Data in this exercise:
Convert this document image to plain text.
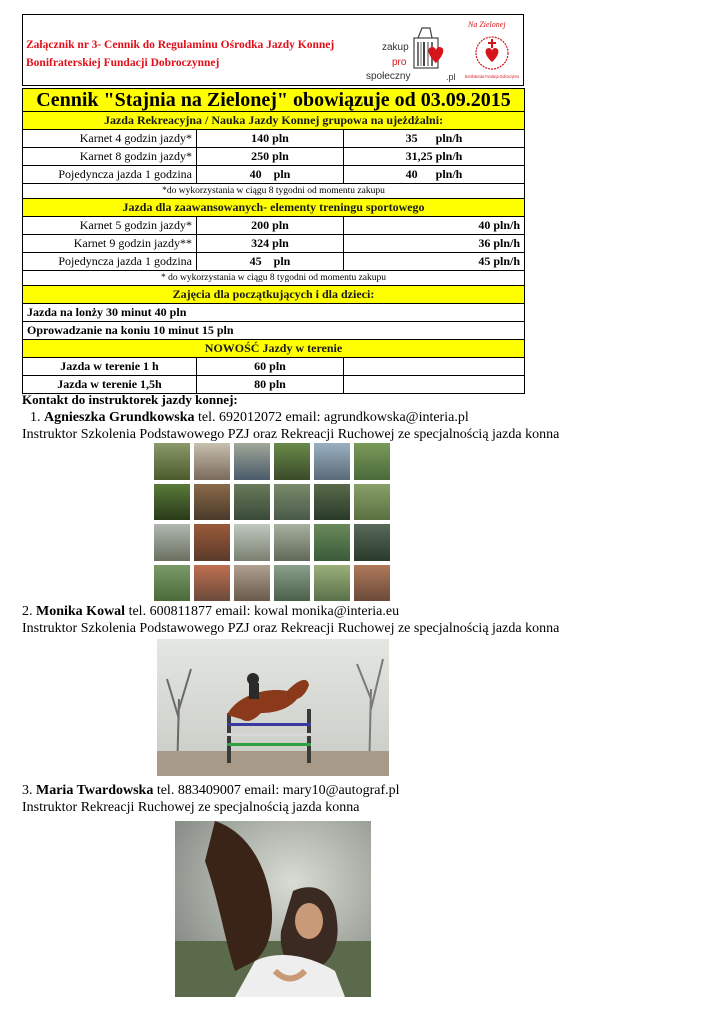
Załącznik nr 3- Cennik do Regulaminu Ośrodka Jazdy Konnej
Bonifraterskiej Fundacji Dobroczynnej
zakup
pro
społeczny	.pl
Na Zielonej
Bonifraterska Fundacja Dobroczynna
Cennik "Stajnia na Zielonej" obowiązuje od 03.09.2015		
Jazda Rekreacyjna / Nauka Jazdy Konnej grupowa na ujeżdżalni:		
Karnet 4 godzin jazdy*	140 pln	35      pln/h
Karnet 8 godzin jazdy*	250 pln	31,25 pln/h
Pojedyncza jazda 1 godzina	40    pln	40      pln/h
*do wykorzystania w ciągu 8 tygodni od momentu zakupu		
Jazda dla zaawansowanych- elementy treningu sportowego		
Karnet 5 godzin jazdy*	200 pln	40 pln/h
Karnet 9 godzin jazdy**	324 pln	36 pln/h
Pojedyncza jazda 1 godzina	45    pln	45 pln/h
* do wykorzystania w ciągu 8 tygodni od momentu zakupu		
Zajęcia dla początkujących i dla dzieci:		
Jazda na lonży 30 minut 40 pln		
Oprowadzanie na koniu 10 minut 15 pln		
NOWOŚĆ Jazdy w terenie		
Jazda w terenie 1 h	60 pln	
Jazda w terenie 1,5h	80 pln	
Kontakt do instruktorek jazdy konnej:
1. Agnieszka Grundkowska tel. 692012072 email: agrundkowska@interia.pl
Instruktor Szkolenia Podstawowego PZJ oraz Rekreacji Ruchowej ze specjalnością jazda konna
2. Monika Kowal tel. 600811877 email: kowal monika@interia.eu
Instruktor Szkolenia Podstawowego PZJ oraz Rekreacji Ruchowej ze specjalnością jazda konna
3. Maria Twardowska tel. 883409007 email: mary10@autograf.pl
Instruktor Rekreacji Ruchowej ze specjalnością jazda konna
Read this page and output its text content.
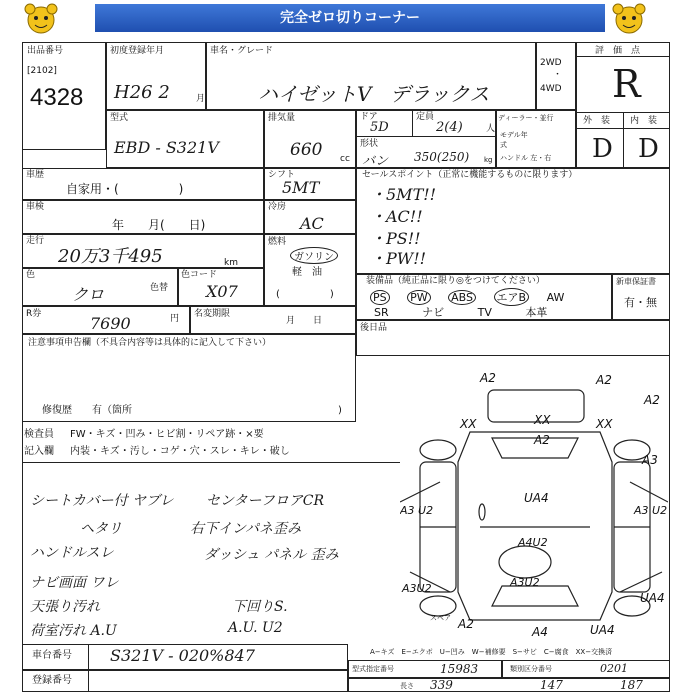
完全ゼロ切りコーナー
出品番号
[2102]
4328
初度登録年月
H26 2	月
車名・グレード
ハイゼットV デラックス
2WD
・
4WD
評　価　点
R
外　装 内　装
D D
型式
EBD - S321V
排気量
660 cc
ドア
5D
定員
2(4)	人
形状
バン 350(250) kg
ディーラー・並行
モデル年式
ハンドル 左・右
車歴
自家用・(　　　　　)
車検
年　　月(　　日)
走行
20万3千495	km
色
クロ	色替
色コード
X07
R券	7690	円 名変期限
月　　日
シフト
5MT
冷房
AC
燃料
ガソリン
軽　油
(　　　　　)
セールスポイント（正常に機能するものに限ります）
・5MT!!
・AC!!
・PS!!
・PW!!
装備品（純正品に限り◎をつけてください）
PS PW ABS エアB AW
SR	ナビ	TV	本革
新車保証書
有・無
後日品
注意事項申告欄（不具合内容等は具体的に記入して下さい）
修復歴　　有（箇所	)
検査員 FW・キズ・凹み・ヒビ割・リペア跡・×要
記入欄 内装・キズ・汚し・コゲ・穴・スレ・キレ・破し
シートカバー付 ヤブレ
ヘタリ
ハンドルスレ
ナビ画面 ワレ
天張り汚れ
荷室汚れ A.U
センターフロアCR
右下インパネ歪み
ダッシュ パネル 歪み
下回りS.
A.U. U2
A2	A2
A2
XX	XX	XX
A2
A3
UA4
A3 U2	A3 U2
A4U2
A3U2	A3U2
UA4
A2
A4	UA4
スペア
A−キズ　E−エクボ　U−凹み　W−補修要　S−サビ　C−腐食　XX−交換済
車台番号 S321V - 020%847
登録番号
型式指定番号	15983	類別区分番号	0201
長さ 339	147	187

What you should do:
Write out, exactly, each line from the one containing "Read this page and output its text content." down to the final line of the data above. Both of those lines count, and the pictures are left out.

Answer to the exercise:
Read this page and output its text content.
完全ゼロ切りコーナー
出品番号
[2102]
4328
初度登録年月
H26 2	月
車名・グレード
ハイゼットV デラックス
2WD
・
4WD
評　価　点
R
外　装 内　装
D D
型式
EBD - S321V
排気量
660 cc
ドア
5D
定員
2(4)	人
形状
バン 350(250) kg
ディーラー・並行
モデル年式
ハンドル 左・右
車歴
自家用・(　　　　　)
車検
年　　月(　　日)
走行
20万3千495	km
色
クロ	色替
色コード
X07
R券	7690	円 名変期限
月　　日
シフト
5MT
冷房
AC
燃料
ガソリン
軽　油
(　　　　　)
セールスポイント（正常に機能するものに限ります）
・5MT!!
・AC!!
・PS!!
・PW!!
装備品（純正品に限り◎をつけてください）
PS PW ABS エアB AW
SR	ナビ	TV	本革
新車保証書
有・無
後日品
注意事項申告欄（不具合内容等は具体的に記入して下さい）
修復歴　　有（箇所	)
検査員 FW・キズ・凹み・ヒビ割・リペア跡・×要
記入欄 内装・キズ・汚し・コゲ・穴・スレ・キレ・破し
シートカバー付 ヤブレ
ヘタリ
ハンドルスレ
ナビ画面 ワレ
天張り汚れ
荷室汚れ A.U
センターフロアCR
右下インパネ歪み
ダッシュ パネル 歪み
下回りS.
A.U. U2
A2	A2
A2
XX	XX	XX
A2
A3
UA4
A3 U2	A3 U2
A4U2
A3U2	A3U2
UA4
A2
A4	UA4
スペア
A−キズ　E−エクボ　U−凹み　W−補修要　S−サビ　C−腐食　XX−交換済
車台番号 S321V - 020%847
登録番号
型式指定番号	15983	類別区分番号	0201
長さ 339	147	187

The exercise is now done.